--- SUPPLIED MATERIAL ---
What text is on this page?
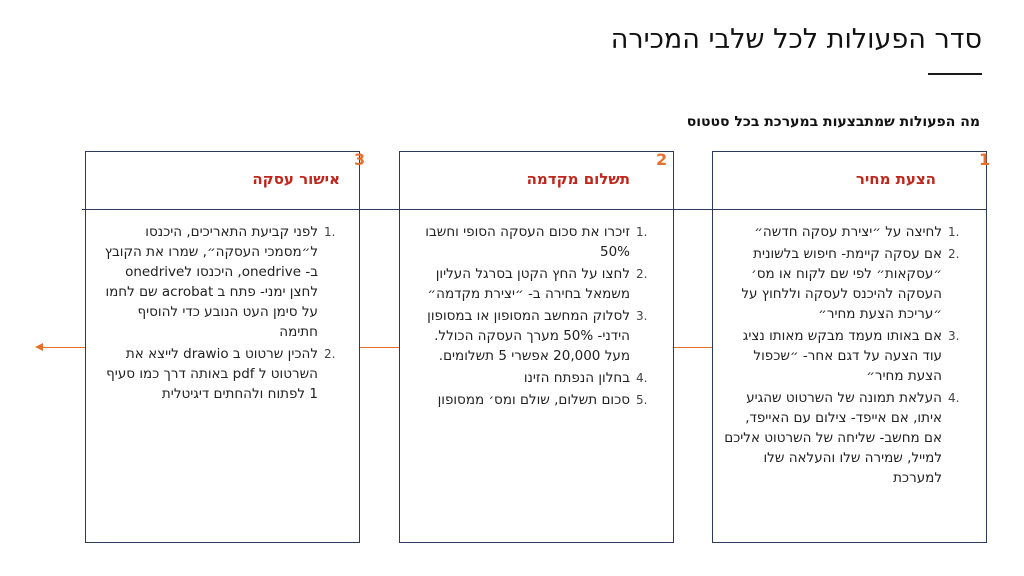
סדר הפעולות לכל שלבי המכירה
מה הפעולות שמתבצעות במערכת בכל סטטוס
1
2
3
הצעת מחיר
תשלום מקדמה
אישור עסקה
1.
לחיצה על ״יצירת עסקה חדשה״
2.
אם עסקה קיימת- חיפוש בלשונית ״עסקאות״ לפי שם לקוח או מס׳ העסקה להיכנס לעסקה וללחוץ על ״עריכת הצעת מחיר״
3.
אם באותו מעמד מבקש מאותו נציג עוד הצעה על דגם אחר- ״שכפול הצעת מחיר״
4.
העלאת תמונה של השרטוט שהגיע איתו, אם אייפד- צילום עם האייפד, אם מחשב- שליחה של השרטוט אליכם למייל, שמירה שלו והעלאה שלו למערכת
1.
זיכרו את סכום העסקה הסופי וחשבו 50%
2.
לחצו על החץ הקטן בסרגל העליון משמאל בחירה ב- ״יצירת מקדמה״
3.
לסלוק המחשב המסופון או במסופון הידני- 50% מערך העסקה הכולל. מעל 20,000 אפשרי 5 תשלומים.
4.
בחלון הנפתח הזינו
5.
סכום תשלום, שולם ומס׳ ממסופון
1.
לפני קביעת התאריכים, היכנסו ל״מסמכי העסקה״, שמרו את הקובץ ב- onedrive, היכנסו לonedrive לחצן ימני- פתח ב acrobat שם לחמו על סימן העט הנובע כדי להוסיף חתימה
2.
להכין שרטוט ב drawio לייצא את השרטוט ל pdf באותה דרך כמו סעיף 1 לפתוח ולהחתים דיגיטלית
---
Check each line of the records above for "הצעת", and copy those that have it.

CORRECT RESPONSE »
הצעת מחיר
אם עסקה קיימת- חיפוש בלשונית ״עסקאות״ לפי שם לקוח או מס׳ העסקה להיכנס לעסקה וללחוץ על ״עריכת הצעת מחיר״
אם באותו מעמד מבקש מאותו נציג עוד הצעה על דגם אחר- ״שכפול הצעת מחיר״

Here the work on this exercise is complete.